--- START ---

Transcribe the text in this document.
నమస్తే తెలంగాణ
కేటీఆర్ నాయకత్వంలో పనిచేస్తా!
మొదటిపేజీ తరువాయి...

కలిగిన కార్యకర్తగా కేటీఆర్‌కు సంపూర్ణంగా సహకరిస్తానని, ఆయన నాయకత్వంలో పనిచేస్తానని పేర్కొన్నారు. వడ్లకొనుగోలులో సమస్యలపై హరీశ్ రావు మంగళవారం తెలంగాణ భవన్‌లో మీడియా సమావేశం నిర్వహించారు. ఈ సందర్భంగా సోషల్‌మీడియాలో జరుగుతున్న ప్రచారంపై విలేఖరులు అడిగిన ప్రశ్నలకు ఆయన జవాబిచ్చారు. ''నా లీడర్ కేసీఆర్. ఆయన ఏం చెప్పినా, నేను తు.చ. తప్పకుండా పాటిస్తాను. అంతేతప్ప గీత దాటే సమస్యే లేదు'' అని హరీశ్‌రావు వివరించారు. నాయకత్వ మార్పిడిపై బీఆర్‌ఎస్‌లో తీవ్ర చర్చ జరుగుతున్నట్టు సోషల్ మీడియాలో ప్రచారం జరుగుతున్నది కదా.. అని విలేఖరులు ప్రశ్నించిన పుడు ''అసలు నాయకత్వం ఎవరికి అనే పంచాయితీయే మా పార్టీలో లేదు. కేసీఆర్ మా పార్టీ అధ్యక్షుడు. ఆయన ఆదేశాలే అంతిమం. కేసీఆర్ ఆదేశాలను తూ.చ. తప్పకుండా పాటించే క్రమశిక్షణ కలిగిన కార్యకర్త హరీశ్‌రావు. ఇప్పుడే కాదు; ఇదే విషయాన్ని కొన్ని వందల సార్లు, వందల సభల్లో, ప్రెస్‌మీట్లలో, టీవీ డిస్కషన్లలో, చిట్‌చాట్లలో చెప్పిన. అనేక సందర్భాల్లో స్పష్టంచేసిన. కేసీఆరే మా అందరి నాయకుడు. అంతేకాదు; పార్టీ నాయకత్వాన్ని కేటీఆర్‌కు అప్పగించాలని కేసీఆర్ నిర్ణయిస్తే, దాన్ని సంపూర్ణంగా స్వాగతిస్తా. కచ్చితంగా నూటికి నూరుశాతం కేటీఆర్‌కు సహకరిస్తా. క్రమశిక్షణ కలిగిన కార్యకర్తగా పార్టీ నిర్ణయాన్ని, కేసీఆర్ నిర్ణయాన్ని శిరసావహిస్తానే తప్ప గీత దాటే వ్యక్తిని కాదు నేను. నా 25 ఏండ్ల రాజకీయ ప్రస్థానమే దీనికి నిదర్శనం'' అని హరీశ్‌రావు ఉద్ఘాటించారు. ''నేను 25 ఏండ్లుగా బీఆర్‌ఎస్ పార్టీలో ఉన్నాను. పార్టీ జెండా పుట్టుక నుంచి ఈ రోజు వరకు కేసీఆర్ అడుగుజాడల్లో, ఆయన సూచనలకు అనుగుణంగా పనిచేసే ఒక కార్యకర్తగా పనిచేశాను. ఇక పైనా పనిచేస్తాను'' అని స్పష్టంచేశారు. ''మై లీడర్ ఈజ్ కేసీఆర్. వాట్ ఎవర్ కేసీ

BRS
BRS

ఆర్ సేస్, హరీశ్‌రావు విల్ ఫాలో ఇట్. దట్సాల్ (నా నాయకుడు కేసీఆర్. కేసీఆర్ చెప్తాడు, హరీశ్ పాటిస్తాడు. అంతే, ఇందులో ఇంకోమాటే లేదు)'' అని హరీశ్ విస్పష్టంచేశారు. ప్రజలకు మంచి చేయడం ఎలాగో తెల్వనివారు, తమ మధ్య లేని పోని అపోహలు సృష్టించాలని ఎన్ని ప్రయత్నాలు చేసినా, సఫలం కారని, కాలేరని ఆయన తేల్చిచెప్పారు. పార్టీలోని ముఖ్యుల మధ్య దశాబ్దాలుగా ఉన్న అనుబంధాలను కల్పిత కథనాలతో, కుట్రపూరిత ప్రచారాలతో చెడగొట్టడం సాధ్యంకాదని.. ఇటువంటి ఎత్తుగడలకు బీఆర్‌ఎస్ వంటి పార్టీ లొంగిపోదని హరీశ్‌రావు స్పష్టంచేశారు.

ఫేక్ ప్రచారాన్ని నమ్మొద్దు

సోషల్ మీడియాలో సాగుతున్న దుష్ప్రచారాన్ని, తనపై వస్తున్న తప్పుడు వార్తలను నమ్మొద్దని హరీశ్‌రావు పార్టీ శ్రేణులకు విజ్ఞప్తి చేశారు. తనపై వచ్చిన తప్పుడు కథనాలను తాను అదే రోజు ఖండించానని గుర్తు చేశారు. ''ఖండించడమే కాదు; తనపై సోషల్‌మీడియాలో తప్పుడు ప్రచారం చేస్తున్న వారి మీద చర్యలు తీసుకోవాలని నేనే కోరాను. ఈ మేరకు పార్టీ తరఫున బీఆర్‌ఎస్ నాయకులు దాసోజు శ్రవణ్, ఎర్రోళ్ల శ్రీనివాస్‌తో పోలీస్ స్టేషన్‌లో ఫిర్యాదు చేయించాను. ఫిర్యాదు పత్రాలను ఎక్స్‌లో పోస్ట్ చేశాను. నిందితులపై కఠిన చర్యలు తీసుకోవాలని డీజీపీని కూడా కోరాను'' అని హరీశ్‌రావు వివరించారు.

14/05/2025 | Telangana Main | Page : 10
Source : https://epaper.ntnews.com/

--- END ---

▶ **Instructions for the task**
Please output the entire listing exactly as it stands.

▶ **Solution**
Transcribe the text in this document.
నమస్తే తెలంగాణ
కేటీఆర్ నాయకత్వంలో పనిచేస్తా!
మొదటిపేజీ తరువాయి...

కలిగిన కార్యకర్తగా కేటీఆర్‌కు సంపూర్ణంగా సహకరిస్తానని, ఆయన నాయకత్వంలో పనిచేస్తానని పేర్కొన్నారు. వడ్లకొనుగోలులో సమస్యలపై హరీశ్ రావు మంగళవారం తెలంగాణ భవన్‌లో మీడియా సమావేశం నిర్వహించారు. ఈ సందర్భంగా సోషల్‌మీడియాలో జరుగుతున్న ప్రచారంపై విలేఖరులు అడిగిన ప్రశ్నలకు ఆయన జవాబిచ్చారు. ''నా లీడర్ కేసీఆర్. ఆయన ఏం చెప్పినా, నేను తు.చ. తప్పకుండా పాటిస్తాను. అంతేతప్ప గీత దాటే సమస్యే లేదు'' అని హరీశ్‌రావు వివరించారు. నాయకత్వ మార్పిడిపై బీఆర్‌ఎస్‌లో తీవ్ర చర్చ జరుగుతున్నట్టు సోషల్ మీడియాలో ప్రచారం జరుగుతున్నది కదా.. అని విలేఖరులు ప్రశ్నించిన పుడు ''అసలు నాయకత్వం ఎవరికి అనే పంచాయితీయే మా పార్టీలో లేదు. కేసీఆర్ మా పార్టీ అధ్యక్షుడు. ఆయన ఆదేశాలే అంతిమం. కేసీఆర్ ఆదేశాలను తూ.చ. తప్పకుండా పాటించే క్రమశిక్షణ కలిగిన కార్యకర్త హరీశ్‌రావు. ఇప్పుడే కాదు; ఇదే విషయాన్ని కొన్ని వందల సార్లు, వందల సభల్లో, ప్రెస్‌మీట్లలో, టీవీ డిస్కషన్లలో, చిట్‌చాట్లలో చెప్పిన. అనేక సందర్భాల్లో స్పష్టంచేసిన. కేసీఆరే మా అందరి నాయకుడు. అంతేకాదు; పార్టీ నాయకత్వాన్ని కేటీఆర్‌కు అప్పగించాలని కేసీఆర్ నిర్ణయిస్తే, దాన్ని సంపూర్ణంగా స్వాగతిస్తా. కచ్చితంగా నూటికి నూరుశాతం కేటీఆర్‌కు సహకరిస్తా. క్రమశిక్షణ కలిగిన కార్యకర్తగా పార్టీ నిర్ణయాన్ని, కేసీఆర్ నిర్ణయాన్ని శిరసావహిస్తానే తప్ప గీత దాటే వ్యక్తిని కాదు నేను. నా 25 ఏండ్ల రాజకీయ ప్రస్థానమే దీనికి నిదర్శనం'' అని హరీశ్‌రావు ఉద్ఘాటించారు. ''నేను 25 ఏండ్లుగా బీఆర్‌ఎస్ పార్టీలో ఉన్నాను. పార్టీ జెండా పుట్టుక నుంచి ఈ రోజు వరకు కేసీఆర్ అడుగుజాడల్లో, ఆయన సూచనలకు అనుగుణంగా పనిచేసే ఒక కార్యకర్తగా పనిచేశాను. ఇక పైనా పనిచేస్తాను'' అని స్పష్టంచేశారు. ''మై లీడర్ ఈజ్ కేసీఆర్. వాట్ ఎవర్ కేసీ

BRS
BRS

ఆర్ సేస్, హరీశ్‌రావు విల్ ఫాలో ఇట్. దట్సాల్ (నా నాయకుడు కేసీఆర్. కేసీఆర్ చెప్తాడు, హరీశ్ పాటిస్తాడు. అంతే, ఇందులో ఇంకోమాటే లేదు)'' అని హరీశ్ విస్పష్టంచేశారు. ప్రజలకు మంచి చేయడం ఎలాగో తెల్వనివారు, తమ మధ్య లేని పోని అపోహలు సృష్టించాలని ఎన్ని ప్రయత్నాలు చేసినా, సఫలం కారని, కాలేరని ఆయన తేల్చిచెప్పారు. పార్టీలోని ముఖ్యుల మధ్య దశాబ్దాలుగా ఉన్న అనుబంధాలను కల్పిత కథనాలతో, కుట్రపూరిత ప్రచారాలతో చెడగొట్టడం సాధ్యంకాదని.. ఇటువంటి ఎత్తుగడలకు బీఆర్‌ఎస్ వంటి పార్టీ లొంగిపోదని హరీశ్‌రావు స్పష్టంచేశారు.

ఫేక్ ప్రచారాన్ని నమ్మొద్దు

సోషల్ మీడియాలో సాగుతున్న దుష్ప్రచారాన్ని, తనపై వస్తున్న తప్పుడు వార్తలను నమ్మొద్దని హరీశ్‌రావు పార్టీ శ్రేణులకు విజ్ఞప్తి చేశారు. తనపై వచ్చిన తప్పుడు కథనాలను తాను అదే రోజు ఖండించానని గుర్తు చేశారు. ''ఖండించడమే కాదు; తనపై సోషల్‌మీడియాలో తప్పుడు ప్రచారం చేస్తున్న వారి మీద చర్యలు తీసుకోవాలని నేనే కోరాను. ఈ మేరకు పార్టీ తరఫున బీఆర్‌ఎస్ నాయకులు దాసోజు శ్రవణ్, ఎర్రోళ్ల శ్రీనివాస్‌తో పోలీస్ స్టేషన్‌లో ఫిర్యాదు చేయించాను. ఫిర్యాదు పత్రాలను ఎక్స్‌లో పోస్ట్ చేశాను. నిందితులపై కఠిన చర్యలు తీసుకోవాలని డీజీపీని కూడా కోరాను'' అని హరీశ్‌రావు వివరించారు.

14/05/2025 | Telangana Main | Page : 10
Source : https://epaper.ntnews.com/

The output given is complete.